Data listing
- - - -
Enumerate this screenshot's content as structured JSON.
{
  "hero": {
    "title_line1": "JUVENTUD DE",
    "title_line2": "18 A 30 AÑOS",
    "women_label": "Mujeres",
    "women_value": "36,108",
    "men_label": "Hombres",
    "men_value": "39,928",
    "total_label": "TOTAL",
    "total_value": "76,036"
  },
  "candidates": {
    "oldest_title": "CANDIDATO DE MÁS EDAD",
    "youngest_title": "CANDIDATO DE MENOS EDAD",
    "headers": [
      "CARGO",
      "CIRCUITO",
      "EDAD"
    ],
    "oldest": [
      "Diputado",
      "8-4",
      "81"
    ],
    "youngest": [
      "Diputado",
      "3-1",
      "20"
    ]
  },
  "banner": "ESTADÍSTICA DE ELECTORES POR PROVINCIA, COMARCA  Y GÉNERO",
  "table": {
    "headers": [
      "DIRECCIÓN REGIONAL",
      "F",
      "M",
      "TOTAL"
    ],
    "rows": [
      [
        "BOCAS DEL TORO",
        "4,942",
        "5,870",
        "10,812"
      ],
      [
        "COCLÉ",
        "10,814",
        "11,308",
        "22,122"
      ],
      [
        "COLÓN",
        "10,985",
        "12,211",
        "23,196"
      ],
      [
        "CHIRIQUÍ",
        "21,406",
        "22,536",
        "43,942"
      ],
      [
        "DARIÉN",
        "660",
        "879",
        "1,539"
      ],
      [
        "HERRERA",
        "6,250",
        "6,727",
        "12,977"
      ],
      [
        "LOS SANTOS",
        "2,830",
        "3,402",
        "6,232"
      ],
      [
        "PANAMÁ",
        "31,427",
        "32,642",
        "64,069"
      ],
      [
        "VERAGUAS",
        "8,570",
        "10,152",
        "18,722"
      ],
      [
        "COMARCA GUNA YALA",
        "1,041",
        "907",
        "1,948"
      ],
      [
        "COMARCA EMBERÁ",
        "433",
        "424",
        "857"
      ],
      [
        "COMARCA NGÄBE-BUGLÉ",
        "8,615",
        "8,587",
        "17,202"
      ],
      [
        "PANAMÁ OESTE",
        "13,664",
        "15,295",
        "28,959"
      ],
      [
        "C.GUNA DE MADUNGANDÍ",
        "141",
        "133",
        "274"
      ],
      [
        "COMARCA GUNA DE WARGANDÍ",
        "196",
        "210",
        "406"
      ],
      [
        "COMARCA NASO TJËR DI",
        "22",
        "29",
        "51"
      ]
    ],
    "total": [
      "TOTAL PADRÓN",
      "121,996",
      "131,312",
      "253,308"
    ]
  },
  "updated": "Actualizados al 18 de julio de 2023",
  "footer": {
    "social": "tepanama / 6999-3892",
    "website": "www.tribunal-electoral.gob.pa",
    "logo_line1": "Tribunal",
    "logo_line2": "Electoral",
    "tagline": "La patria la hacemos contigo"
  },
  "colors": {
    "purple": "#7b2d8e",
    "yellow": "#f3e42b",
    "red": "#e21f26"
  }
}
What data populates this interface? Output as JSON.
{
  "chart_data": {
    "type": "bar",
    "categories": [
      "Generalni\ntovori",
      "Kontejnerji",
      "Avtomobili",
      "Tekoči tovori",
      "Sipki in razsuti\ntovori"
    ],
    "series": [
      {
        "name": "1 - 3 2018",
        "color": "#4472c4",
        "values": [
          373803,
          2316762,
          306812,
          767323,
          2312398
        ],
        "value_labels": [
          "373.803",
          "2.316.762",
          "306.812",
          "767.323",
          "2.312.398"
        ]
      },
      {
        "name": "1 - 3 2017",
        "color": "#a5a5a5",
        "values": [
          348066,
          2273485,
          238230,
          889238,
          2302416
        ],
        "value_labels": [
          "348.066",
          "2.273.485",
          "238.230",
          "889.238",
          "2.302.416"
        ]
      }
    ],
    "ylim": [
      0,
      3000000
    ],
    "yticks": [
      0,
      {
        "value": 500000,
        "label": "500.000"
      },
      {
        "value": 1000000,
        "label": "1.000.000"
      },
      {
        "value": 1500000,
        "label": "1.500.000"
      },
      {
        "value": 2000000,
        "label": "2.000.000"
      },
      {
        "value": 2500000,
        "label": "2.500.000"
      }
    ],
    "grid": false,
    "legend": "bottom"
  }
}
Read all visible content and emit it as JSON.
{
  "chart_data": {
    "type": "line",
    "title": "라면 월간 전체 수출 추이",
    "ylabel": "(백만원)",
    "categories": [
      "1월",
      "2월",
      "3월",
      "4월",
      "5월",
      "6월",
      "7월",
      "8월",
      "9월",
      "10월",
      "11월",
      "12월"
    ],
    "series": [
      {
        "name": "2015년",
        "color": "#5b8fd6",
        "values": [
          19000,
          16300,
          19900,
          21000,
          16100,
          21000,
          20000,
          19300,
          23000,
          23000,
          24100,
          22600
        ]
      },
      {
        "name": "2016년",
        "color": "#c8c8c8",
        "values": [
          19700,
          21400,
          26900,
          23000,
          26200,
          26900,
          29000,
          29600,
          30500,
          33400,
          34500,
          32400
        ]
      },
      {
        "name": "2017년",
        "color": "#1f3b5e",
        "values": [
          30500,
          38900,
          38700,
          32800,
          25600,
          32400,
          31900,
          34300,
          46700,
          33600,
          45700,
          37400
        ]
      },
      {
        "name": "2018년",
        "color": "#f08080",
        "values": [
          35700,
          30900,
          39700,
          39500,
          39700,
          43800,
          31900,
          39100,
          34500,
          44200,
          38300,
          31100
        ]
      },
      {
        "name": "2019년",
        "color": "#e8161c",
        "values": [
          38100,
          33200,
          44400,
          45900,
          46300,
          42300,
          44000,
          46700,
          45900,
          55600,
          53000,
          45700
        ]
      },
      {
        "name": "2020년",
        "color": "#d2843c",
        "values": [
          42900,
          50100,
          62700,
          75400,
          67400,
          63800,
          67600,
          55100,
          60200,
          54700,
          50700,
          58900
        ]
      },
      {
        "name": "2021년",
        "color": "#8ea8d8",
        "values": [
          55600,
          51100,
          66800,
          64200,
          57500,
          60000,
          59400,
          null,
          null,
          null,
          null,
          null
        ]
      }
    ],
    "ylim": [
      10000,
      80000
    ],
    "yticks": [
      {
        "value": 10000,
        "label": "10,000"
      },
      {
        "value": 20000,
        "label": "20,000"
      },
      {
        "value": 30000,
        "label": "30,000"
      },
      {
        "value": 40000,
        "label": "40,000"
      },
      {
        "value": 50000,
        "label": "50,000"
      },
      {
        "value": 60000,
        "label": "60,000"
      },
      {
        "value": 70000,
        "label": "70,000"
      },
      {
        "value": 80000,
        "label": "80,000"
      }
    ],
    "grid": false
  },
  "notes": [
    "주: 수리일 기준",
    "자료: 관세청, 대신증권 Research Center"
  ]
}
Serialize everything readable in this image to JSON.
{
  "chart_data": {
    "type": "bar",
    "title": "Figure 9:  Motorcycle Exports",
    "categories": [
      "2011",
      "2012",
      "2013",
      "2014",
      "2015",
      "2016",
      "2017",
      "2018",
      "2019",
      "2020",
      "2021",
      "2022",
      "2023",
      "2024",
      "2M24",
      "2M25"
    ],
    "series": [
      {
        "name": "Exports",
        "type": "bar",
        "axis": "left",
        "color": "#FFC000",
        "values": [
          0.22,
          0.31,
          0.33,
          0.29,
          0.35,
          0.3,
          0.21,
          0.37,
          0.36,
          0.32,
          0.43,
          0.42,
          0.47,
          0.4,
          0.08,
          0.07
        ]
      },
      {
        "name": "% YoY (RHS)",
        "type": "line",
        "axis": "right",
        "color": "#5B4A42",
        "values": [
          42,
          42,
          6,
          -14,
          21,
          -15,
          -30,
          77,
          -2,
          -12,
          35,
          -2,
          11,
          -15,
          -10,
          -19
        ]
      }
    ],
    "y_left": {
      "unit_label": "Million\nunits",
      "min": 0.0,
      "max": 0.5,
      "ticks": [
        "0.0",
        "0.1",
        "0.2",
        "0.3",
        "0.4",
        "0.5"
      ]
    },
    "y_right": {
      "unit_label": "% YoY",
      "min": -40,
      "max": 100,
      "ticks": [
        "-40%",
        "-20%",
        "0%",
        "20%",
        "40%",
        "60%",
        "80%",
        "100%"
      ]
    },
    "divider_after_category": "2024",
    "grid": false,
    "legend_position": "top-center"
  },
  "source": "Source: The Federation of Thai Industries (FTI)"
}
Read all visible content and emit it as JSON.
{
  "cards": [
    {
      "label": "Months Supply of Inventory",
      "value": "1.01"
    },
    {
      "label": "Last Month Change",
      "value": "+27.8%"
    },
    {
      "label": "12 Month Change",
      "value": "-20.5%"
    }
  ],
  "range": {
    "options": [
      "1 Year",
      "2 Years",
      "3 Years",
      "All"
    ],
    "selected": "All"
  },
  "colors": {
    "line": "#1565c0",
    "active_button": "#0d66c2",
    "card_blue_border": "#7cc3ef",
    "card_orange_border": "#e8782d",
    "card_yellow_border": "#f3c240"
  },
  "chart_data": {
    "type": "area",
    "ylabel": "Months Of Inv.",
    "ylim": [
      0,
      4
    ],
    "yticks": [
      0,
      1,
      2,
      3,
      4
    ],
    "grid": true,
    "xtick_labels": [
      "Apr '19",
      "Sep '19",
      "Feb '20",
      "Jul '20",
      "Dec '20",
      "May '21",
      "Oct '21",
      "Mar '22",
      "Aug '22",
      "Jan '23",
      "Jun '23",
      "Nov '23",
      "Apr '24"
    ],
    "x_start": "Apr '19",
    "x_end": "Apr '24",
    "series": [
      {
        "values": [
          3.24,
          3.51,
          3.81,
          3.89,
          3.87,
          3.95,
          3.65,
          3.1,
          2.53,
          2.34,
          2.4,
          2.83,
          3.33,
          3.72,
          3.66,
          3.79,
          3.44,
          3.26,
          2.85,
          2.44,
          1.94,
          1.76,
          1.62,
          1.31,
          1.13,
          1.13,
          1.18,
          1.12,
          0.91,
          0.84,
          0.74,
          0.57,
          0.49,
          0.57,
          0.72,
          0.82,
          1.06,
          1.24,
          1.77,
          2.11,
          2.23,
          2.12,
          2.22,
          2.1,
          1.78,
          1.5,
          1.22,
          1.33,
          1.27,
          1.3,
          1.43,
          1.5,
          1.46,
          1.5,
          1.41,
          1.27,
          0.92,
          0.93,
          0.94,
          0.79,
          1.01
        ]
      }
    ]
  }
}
- - - -
Return every line above that contains the word "ntovori".

• **Response to this exercise**
      "Generalni\ntovori",
      "Sipki in razsuti\ntovori"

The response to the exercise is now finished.